→ WHAT YOU HAVE TO DO:
Copy out the records in full, word for word, without pictures.

→ RAW DATA:

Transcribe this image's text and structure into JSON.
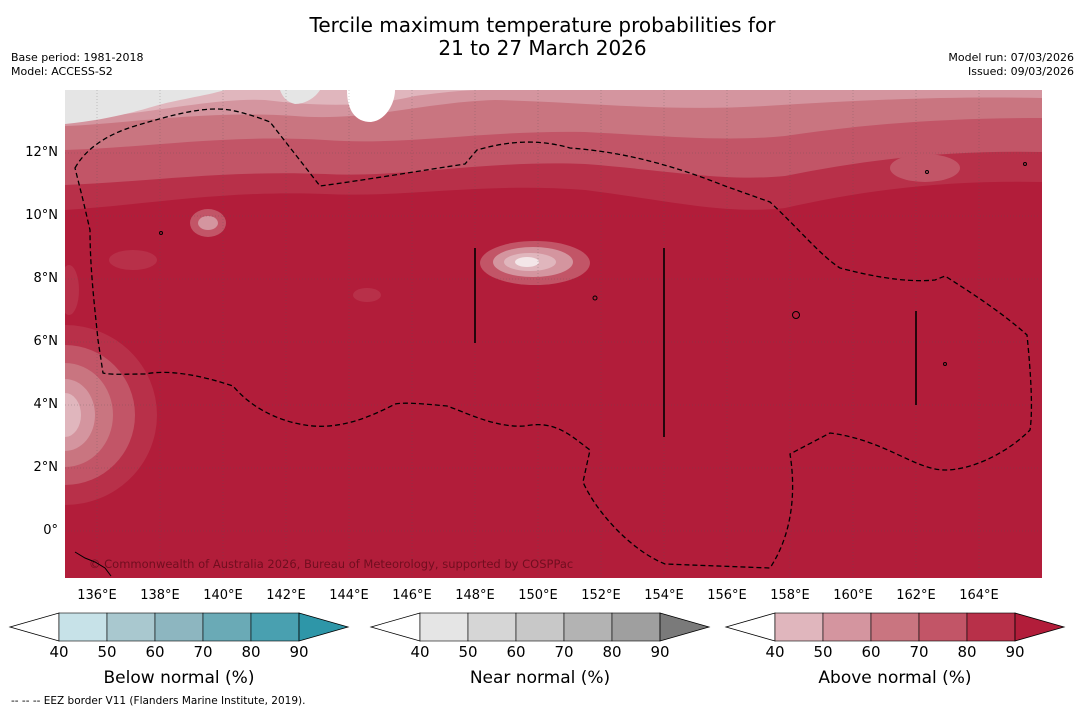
{
  "header": {
    "title_line1": "Tercile maximum temperature probabilities for",
    "title_line2": "21 to 27 March 2026",
    "base_period": "Base period: 1981-2018",
    "model": "Model: ACCESS-S2",
    "model_run": "Model run: 07/03/2026",
    "issued": "Issued: 09/03/2026"
  },
  "map": {
    "lat_labels": [
      "12°N",
      "10°N",
      "8°N",
      "6°N",
      "4°N",
      "2°N",
      "0°"
    ],
    "lon_labels": [
      "136°E",
      "138°E",
      "140°E",
      "142°E",
      "144°E",
      "146°E",
      "148°E",
      "150°E",
      "152°E",
      "154°E",
      "156°E",
      "158°E",
      "160°E",
      "162°E",
      "164°E"
    ],
    "copyright": "© Commonwealth of Australia 2026, Bureau of Meteorology, supported by COSPPac"
  },
  "colorbars": [
    {
      "name": "below",
      "label": "Below normal (%)",
      "ticks": [
        "40",
        "50",
        "60",
        "70",
        "80",
        "90"
      ],
      "colors": [
        "#ffffff",
        "#c7e2e8",
        "#a9c8cf",
        "#8db6c0",
        "#6aaab6",
        "#49a0b0",
        "#2e96a8"
      ]
    },
    {
      "name": "near",
      "label": "Near normal (%)",
      "ticks": [
        "40",
        "50",
        "60",
        "70",
        "80",
        "90"
      ],
      "colors": [
        "#ffffff",
        "#e5e5e5",
        "#d6d6d6",
        "#c8c8c8",
        "#b3b3b3",
        "#9f9f9f",
        "#7a7a7a"
      ]
    },
    {
      "name": "above",
      "label": "Above normal (%)",
      "ticks": [
        "40",
        "50",
        "60",
        "70",
        "80",
        "90"
      ],
      "colors": [
        "#ffffff",
        "#e0b6bd",
        "#d4959f",
        "#c97580",
        "#c25567",
        "#b83049",
        "#b21d3a"
      ]
    }
  ],
  "footer": {
    "eez_note": "--  --  -- EEZ border V11 (Flanders Marine Institute, 2019)."
  }
}
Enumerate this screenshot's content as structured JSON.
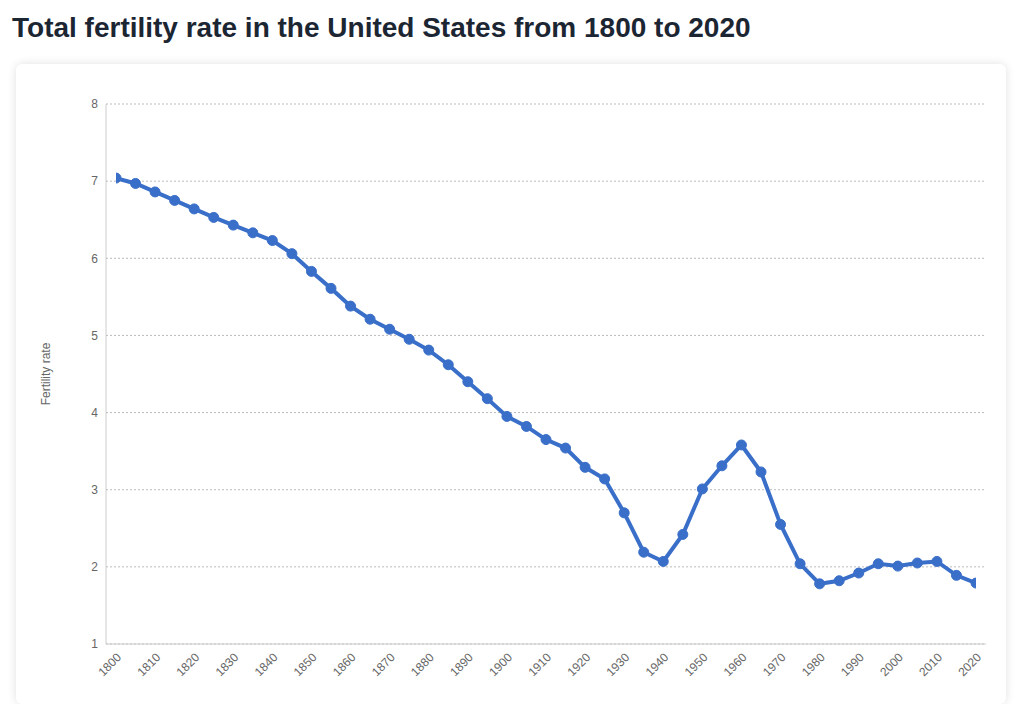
{
  "chart_data": {
    "type": "line",
    "title": "Total fertility rate in the United States from 1800 to 2020",
    "y_label": "Fertility rate",
    "x": [
      1800,
      1805,
      1810,
      1815,
      1820,
      1825,
      1830,
      1835,
      1840,
      1845,
      1850,
      1855,
      1860,
      1865,
      1870,
      1875,
      1880,
      1885,
      1890,
      1895,
      1900,
      1905,
      1910,
      1915,
      1920,
      1925,
      1930,
      1935,
      1940,
      1945,
      1950,
      1955,
      1960,
      1965,
      1970,
      1975,
      1980,
      1985,
      1990,
      1995,
      2000,
      2005,
      2010,
      2015,
      2020
    ],
    "values": [
      7.04,
      6.97,
      6.86,
      6.75,
      6.64,
      6.53,
      6.43,
      6.33,
      6.23,
      6.06,
      5.83,
      5.61,
      5.38,
      5.21,
      5.08,
      4.95,
      4.81,
      4.62,
      4.4,
      4.18,
      3.95,
      3.82,
      3.65,
      3.54,
      3.29,
      3.14,
      2.7,
      2.19,
      2.07,
      2.42,
      3.01,
      3.31,
      3.58,
      3.23,
      2.55,
      2.04,
      1.78,
      1.82,
      1.92,
      2.04,
      2.01,
      2.05,
      2.07,
      1.89,
      1.79
    ],
    "color": "#3a6fc9",
    "marker": "circle",
    "xlim": [
      1800,
      2020
    ],
    "xticks": [
      1800,
      1810,
      1820,
      1830,
      1840,
      1850,
      1860,
      1870,
      1880,
      1890,
      1900,
      1910,
      1920,
      1930,
      1940,
      1950,
      1960,
      1970,
      1980,
      1990,
      2000,
      2010,
      2020
    ],
    "ylim": [
      1,
      8
    ],
    "yticks": [
      1,
      2,
      3,
      4,
      5,
      6,
      7,
      8
    ],
    "grid": true
  }
}
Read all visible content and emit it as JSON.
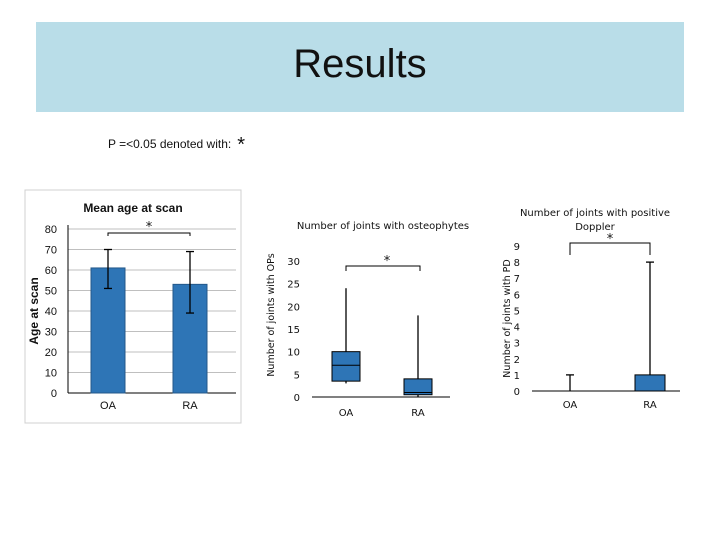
{
  "slide": {
    "title": "Results",
    "p_note": "P =<0.05 denoted with:",
    "p_note_star": "*"
  },
  "chart_data": [
    {
      "type": "bar",
      "title": "Mean age at scan",
      "ylabel": "Age at scan",
      "ylim": [
        0,
        80
      ],
      "yticks": [
        0,
        10,
        20,
        30,
        40,
        50,
        60,
        70,
        80
      ],
      "categories": [
        "OA",
        "RA"
      ],
      "values": [
        61,
        53
      ],
      "error_low": [
        51,
        39
      ],
      "error_high": [
        70,
        69
      ],
      "significance": "*",
      "grid": true
    },
    {
      "type": "box",
      "title": "Number of joints with osteophytes",
      "ylabel": "Number of joints with OPs",
      "ylim": [
        0,
        30
      ],
      "yticks": [
        0,
        5,
        10,
        15,
        20,
        25,
        30
      ],
      "categories": [
        "OA",
        "RA"
      ],
      "boxes": [
        {
          "min": 3,
          "q1": 3.5,
          "median": 7,
          "q3": 10,
          "max": 24
        },
        {
          "min": 0,
          "q1": 0.5,
          "median": 1,
          "q3": 4,
          "max": 18
        }
      ],
      "significance": "*"
    },
    {
      "type": "box",
      "title": "Number of joints with positive Doppler",
      "ylabel": "Number of joints with PD",
      "ylim": [
        0,
        9
      ],
      "yticks": [
        0,
        1,
        2,
        3,
        4,
        5,
        6,
        7,
        8,
        9
      ],
      "categories": [
        "OA",
        "RA"
      ],
      "boxes": [
        {
          "min": 0,
          "q1": 0,
          "median": 0,
          "q3": 0,
          "max": 1
        },
        {
          "min": 0,
          "q1": 0,
          "median": 0,
          "q3": 1,
          "max": 8
        }
      ],
      "significance": "*"
    }
  ]
}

→ FINAL RESULT:
Transcribe this image's text and structure into JSON.
{
  "header": {
    "title_line1": "Tercile maximum temperature probabilities for",
    "title_line2": "21 to 27 March 2026",
    "base_period": "Base period: 1981-2018",
    "model": "Model: ACCESS-S2",
    "model_run": "Model run: 07/03/2026",
    "issued": "Issued: 09/03/2026"
  },
  "map": {
    "lat_labels": [
      "12°N",
      "10°N",
      "8°N",
      "6°N",
      "4°N",
      "2°N",
      "0°"
    ],
    "lon_labels": [
      "136°E",
      "138°E",
      "140°E",
      "142°E",
      "144°E",
      "146°E",
      "148°E",
      "150°E",
      "152°E",
      "154°E",
      "156°E",
      "158°E",
      "160°E",
      "162°E",
      "164°E"
    ],
    "copyright": "© Commonwealth of Australia 2026, Bureau of Meteorology, supported by COSPPac"
  },
  "colorbars": [
    {
      "name": "below",
      "label": "Below normal (%)",
      "ticks": [
        "40",
        "50",
        "60",
        "70",
        "80",
        "90"
      ],
      "colors": [
        "#ffffff",
        "#c7e2e8",
        "#a9c8cf",
        "#8db6c0",
        "#6aaab6",
        "#49a0b0",
        "#2e96a8"
      ]
    },
    {
      "name": "near",
      "label": "Near normal (%)",
      "ticks": [
        "40",
        "50",
        "60",
        "70",
        "80",
        "90"
      ],
      "colors": [
        "#ffffff",
        "#e5e5e5",
        "#d6d6d6",
        "#c8c8c8",
        "#b3b3b3",
        "#9f9f9f",
        "#7a7a7a"
      ]
    },
    {
      "name": "above",
      "label": "Above normal (%)",
      "ticks": [
        "40",
        "50",
        "60",
        "70",
        "80",
        "90"
      ],
      "colors": [
        "#ffffff",
        "#e0b6bd",
        "#d4959f",
        "#c97580",
        "#c25567",
        "#b83049",
        "#b21d3a"
      ]
    }
  ],
  "footer": {
    "eez_note": "--  --  -- EEZ border V11 (Flanders Marine Institute, 2019)."
  }
}
Enumerate this screenshot's content as structured JSON.
{
  "chart_data": {
    "type": "line",
    "title": "Total fertility rate in the United States from 1800 to 2020",
    "y_label": "Fertility rate",
    "x": [
      1800,
      1805,
      1810,
      1815,
      1820,
      1825,
      1830,
      1835,
      1840,
      1845,
      1850,
      1855,
      1860,
      1865,
      1870,
      1875,
      1880,
      1885,
      1890,
      1895,
      1900,
      1905,
      1910,
      1915,
      1920,
      1925,
      1930,
      1935,
      1940,
      1945,
      1950,
      1955,
      1960,
      1965,
      1970,
      1975,
      1980,
      1985,
      1990,
      1995,
      2000,
      2005,
      2010,
      2015,
      2020
    ],
    "values": [
      7.04,
      6.97,
      6.86,
      6.75,
      6.64,
      6.53,
      6.43,
      6.33,
      6.23,
      6.06,
      5.83,
      5.61,
      5.38,
      5.21,
      5.08,
      4.95,
      4.81,
      4.62,
      4.4,
      4.18,
      3.95,
      3.82,
      3.65,
      3.54,
      3.29,
      3.14,
      2.7,
      2.19,
      2.07,
      2.42,
      3.01,
      3.31,
      3.58,
      3.23,
      2.55,
      2.04,
      1.78,
      1.82,
      1.92,
      2.04,
      2.01,
      2.05,
      2.07,
      1.89,
      1.79
    ],
    "color": "#3a6fc9",
    "marker": "circle",
    "xlim": [
      1800,
      2020
    ],
    "xticks": [
      1800,
      1810,
      1820,
      1830,
      1840,
      1850,
      1860,
      1870,
      1880,
      1890,
      1900,
      1910,
      1920,
      1930,
      1940,
      1950,
      1960,
      1970,
      1980,
      1990,
      2000,
      2010,
      2020
    ],
    "ylim": [
      1,
      8
    ],
    "yticks": [
      1,
      2,
      3,
      4,
      5,
      6,
      7,
      8
    ],
    "grid": true
  }
}
Read all visible content and emit it as JSON.
{
  "slide": {
    "title": "Results",
    "p_note": "P =<0.05 denoted with:",
    "p_note_star": "*"
  },
  "chart_data": [
    {
      "type": "bar",
      "title": "Mean age at scan",
      "ylabel": "Age at scan",
      "ylim": [
        0,
        80
      ],
      "yticks": [
        0,
        10,
        20,
        30,
        40,
        50,
        60,
        70,
        80
      ],
      "categories": [
        "OA",
        "RA"
      ],
      "values": [
        61,
        53
      ],
      "error_low": [
        51,
        39
      ],
      "error_high": [
        70,
        69
      ],
      "significance": "*",
      "grid": true
    },
    {
      "type": "box",
      "title": "Number of joints with osteophytes",
      "ylabel": "Number of joints with OPs",
      "ylim": [
        0,
        30
      ],
      "yticks": [
        0,
        5,
        10,
        15,
        20,
        25,
        30
      ],
      "categories": [
        "OA",
        "RA"
      ],
      "boxes": [
        {
          "min": 3,
          "q1": 3.5,
          "median": 7,
          "q3": 10,
          "max": 24
        },
        {
          "min": 0,
          "q1": 0.5,
          "median": 1,
          "q3": 4,
          "max": 18
        }
      ],
      "significance": "*"
    },
    {
      "type": "box",
      "title": "Number of joints with positive Doppler",
      "ylabel": "Number of joints with PD",
      "ylim": [
        0,
        9
      ],
      "yticks": [
        0,
        1,
        2,
        3,
        4,
        5,
        6,
        7,
        8,
        9
      ],
      "categories": [
        "OA",
        "RA"
      ],
      "boxes": [
        {
          "min": 0,
          "q1": 0,
          "median": 0,
          "q3": 0,
          "max": 1
        },
        {
          "min": 0,
          "q1": 0,
          "median": 0,
          "q3": 1,
          "max": 8
        }
      ],
      "significance": "*"
    }
  ]
}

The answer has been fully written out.